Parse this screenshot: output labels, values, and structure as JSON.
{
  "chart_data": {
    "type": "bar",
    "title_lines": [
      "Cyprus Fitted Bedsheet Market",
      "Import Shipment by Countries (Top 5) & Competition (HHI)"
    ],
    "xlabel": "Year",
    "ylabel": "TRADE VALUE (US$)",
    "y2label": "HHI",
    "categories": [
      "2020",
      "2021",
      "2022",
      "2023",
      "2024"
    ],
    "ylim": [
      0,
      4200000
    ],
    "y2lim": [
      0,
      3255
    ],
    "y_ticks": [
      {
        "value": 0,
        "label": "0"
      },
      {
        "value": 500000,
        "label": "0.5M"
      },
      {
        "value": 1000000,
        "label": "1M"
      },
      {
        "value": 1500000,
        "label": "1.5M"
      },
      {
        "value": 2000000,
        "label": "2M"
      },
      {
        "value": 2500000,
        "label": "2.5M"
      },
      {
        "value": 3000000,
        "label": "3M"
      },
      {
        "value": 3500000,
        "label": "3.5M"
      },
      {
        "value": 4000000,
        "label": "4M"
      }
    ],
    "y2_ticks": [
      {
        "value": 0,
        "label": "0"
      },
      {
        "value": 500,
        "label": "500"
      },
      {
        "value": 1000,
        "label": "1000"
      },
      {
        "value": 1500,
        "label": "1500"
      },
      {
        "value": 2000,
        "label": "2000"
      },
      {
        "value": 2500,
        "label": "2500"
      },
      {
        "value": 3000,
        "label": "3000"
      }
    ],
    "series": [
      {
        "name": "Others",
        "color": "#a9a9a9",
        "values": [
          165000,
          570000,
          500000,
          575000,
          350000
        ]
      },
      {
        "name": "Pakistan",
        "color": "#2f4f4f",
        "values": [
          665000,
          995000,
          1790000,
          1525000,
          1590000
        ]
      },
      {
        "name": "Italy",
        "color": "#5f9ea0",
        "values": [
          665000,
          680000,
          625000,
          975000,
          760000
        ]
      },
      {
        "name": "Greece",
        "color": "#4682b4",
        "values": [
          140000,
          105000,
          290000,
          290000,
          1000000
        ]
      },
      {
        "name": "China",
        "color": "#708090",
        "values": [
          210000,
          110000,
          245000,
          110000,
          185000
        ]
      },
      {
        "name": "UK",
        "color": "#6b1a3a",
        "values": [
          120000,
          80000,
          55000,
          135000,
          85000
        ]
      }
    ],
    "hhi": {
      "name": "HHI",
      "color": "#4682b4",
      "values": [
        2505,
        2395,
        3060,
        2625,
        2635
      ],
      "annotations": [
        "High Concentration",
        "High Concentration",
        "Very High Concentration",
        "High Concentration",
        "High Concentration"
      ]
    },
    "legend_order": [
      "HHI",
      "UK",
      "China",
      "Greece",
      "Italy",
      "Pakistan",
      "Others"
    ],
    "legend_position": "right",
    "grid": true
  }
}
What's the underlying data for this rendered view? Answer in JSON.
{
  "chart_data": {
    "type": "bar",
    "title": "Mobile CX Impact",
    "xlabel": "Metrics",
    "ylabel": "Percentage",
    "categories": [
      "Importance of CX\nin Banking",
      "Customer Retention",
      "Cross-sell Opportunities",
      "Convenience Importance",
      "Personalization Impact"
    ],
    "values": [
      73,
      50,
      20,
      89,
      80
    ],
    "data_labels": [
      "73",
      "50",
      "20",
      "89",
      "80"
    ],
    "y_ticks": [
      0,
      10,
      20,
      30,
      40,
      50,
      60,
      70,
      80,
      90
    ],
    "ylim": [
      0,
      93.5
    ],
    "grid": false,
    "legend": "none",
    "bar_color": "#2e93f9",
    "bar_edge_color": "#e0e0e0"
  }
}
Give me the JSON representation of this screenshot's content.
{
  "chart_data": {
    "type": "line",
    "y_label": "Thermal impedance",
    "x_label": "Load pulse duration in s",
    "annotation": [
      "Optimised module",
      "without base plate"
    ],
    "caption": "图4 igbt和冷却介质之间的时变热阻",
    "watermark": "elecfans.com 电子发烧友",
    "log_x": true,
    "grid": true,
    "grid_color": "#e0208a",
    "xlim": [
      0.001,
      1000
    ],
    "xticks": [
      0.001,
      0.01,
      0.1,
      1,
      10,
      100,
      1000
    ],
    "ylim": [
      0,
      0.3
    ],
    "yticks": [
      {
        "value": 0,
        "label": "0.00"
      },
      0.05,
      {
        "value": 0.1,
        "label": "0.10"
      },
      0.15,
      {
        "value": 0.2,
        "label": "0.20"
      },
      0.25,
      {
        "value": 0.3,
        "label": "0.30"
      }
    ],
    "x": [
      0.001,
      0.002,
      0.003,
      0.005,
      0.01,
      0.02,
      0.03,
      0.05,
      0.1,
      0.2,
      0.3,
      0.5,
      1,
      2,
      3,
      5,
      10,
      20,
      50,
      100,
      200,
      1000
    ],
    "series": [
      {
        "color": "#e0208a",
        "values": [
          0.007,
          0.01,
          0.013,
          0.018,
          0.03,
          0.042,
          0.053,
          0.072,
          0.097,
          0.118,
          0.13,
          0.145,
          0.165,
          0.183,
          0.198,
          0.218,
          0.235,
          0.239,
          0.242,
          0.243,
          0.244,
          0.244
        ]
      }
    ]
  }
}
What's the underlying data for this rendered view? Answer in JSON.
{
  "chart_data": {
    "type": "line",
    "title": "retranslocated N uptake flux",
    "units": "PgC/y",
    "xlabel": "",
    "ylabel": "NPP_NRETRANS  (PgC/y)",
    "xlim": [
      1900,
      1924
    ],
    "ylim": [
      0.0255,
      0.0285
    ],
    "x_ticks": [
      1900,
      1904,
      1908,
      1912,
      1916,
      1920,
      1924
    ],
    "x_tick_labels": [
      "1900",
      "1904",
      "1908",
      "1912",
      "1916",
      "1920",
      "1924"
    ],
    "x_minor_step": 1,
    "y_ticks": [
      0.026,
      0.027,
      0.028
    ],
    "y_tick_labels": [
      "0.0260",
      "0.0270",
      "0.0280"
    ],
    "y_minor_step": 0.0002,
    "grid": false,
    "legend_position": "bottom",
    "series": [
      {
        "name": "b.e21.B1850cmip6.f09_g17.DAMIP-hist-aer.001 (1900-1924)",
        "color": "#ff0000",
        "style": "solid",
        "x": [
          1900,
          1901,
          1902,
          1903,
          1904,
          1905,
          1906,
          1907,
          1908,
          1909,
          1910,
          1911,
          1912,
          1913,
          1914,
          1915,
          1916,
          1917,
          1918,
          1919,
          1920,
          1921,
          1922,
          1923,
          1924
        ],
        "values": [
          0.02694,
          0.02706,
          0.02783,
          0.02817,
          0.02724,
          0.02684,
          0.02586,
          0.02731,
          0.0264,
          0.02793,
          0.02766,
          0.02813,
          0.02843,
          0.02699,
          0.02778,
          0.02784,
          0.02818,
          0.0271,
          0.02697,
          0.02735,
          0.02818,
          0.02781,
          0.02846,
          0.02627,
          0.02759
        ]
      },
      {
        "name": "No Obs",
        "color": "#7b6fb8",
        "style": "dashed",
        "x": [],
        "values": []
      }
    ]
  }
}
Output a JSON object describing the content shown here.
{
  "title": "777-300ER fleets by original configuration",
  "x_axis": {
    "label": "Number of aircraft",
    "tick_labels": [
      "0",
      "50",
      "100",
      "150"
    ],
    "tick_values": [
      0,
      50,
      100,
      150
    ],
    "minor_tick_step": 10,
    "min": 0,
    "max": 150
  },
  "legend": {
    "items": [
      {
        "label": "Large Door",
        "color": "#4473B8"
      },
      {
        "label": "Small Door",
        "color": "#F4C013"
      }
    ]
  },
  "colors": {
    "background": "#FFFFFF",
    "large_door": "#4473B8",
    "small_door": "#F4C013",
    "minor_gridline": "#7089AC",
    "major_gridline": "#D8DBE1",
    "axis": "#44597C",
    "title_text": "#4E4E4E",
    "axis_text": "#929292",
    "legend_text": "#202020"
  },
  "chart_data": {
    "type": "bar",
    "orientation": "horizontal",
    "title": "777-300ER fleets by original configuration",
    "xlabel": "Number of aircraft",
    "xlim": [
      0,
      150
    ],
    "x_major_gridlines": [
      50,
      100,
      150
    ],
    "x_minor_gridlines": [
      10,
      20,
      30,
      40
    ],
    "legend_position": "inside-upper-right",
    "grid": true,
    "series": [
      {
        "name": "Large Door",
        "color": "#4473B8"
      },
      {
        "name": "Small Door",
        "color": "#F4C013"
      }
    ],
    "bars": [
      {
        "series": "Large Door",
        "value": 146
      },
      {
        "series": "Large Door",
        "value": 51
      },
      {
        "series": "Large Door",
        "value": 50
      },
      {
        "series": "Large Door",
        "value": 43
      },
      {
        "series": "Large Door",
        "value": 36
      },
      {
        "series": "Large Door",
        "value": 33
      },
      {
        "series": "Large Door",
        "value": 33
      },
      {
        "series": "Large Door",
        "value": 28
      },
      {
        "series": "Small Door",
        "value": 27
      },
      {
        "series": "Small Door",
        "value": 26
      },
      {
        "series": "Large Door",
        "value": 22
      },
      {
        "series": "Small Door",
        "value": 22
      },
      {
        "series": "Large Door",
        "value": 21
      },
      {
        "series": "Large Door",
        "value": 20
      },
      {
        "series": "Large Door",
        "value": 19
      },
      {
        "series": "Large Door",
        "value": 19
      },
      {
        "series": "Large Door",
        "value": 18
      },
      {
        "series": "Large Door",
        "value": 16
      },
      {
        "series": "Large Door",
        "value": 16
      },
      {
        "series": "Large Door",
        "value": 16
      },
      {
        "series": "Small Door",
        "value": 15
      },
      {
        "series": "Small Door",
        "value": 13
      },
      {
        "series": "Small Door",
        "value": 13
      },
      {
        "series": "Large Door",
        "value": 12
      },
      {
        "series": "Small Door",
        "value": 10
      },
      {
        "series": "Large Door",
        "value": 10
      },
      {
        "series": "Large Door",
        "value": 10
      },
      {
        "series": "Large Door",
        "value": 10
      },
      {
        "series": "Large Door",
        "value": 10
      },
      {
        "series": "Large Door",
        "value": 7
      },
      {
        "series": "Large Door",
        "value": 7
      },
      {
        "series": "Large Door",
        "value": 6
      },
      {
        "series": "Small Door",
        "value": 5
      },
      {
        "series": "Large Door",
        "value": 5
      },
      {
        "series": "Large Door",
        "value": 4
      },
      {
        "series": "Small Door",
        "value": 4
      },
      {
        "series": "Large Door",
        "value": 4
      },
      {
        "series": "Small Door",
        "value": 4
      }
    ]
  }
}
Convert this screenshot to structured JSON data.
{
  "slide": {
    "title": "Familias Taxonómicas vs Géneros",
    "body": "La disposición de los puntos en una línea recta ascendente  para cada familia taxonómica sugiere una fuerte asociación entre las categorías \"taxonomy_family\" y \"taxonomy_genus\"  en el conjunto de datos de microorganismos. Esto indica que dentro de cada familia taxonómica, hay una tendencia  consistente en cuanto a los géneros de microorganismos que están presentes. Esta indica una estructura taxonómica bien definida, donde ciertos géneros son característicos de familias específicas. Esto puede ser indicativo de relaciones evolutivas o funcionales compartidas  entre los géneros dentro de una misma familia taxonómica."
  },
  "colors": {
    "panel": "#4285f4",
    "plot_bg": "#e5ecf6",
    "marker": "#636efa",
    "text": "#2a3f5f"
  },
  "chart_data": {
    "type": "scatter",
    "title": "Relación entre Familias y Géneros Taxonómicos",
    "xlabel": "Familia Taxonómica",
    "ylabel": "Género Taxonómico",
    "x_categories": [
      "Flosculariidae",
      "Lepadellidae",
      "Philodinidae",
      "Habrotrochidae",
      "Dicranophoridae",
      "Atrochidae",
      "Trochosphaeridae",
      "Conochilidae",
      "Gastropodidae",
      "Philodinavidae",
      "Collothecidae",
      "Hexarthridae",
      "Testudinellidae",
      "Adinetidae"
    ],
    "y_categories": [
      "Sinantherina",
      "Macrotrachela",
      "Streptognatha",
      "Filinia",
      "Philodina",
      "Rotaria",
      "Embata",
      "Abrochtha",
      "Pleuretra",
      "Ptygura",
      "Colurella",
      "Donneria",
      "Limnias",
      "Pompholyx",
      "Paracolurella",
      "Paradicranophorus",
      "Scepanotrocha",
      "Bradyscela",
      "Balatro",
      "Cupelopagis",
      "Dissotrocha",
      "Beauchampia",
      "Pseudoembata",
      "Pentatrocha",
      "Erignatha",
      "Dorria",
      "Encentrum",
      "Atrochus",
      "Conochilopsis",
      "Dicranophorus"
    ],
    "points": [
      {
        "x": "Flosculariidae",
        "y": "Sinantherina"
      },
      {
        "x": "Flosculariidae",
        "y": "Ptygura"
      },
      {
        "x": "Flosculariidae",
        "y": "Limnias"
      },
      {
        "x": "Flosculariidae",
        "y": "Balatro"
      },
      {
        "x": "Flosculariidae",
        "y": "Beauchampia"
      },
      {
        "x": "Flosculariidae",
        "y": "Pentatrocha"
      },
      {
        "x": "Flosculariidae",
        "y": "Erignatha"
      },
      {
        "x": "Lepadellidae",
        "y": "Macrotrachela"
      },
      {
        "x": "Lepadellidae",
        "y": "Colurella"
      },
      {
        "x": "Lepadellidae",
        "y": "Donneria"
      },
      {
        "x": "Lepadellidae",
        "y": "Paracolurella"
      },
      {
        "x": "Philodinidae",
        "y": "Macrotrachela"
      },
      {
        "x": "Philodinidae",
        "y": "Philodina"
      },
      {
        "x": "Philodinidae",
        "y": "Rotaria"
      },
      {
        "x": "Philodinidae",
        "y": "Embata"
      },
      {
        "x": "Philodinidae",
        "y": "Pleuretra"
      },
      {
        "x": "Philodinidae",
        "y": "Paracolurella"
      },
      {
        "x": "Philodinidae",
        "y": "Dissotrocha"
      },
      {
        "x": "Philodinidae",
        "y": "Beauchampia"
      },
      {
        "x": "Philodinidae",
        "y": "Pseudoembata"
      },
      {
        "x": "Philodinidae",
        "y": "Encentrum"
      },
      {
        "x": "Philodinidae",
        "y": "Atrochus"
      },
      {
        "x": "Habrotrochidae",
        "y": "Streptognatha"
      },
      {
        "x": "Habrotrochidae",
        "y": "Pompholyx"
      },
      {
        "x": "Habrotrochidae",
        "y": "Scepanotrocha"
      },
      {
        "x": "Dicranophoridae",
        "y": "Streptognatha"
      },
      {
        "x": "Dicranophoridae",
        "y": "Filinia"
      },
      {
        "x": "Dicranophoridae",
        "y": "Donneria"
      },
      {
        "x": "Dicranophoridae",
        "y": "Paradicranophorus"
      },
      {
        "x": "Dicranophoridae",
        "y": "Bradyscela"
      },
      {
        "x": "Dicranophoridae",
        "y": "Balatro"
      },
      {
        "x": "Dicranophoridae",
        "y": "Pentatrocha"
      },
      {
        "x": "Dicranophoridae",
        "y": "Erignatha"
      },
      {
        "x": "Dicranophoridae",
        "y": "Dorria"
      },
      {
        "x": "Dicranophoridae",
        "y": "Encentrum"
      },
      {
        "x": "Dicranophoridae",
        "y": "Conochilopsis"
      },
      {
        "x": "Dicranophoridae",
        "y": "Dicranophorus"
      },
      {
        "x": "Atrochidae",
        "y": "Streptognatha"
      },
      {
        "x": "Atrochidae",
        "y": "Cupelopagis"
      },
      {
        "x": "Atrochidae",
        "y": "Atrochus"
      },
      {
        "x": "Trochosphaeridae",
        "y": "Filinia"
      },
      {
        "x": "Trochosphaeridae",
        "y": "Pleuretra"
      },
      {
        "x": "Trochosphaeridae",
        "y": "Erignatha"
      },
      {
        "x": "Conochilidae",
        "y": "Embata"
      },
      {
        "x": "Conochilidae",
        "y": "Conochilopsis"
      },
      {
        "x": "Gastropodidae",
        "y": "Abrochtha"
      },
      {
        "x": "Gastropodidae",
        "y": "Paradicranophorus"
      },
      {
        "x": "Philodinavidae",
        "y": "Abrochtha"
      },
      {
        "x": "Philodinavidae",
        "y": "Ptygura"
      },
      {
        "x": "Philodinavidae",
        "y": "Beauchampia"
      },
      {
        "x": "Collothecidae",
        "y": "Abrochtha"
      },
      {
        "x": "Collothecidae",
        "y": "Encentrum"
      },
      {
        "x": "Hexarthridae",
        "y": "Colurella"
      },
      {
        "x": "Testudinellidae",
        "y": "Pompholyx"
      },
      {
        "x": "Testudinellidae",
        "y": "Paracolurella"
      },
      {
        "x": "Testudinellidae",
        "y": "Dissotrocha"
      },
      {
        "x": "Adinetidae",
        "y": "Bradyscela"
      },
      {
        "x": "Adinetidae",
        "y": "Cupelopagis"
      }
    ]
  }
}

| Exercise prompt |
Find the lines that include the string "configuration", then copy each of them.

| Solution |
  "title": "777-300ER fleets by original configuration",
    "title": "777-300ER fleets by original configuration",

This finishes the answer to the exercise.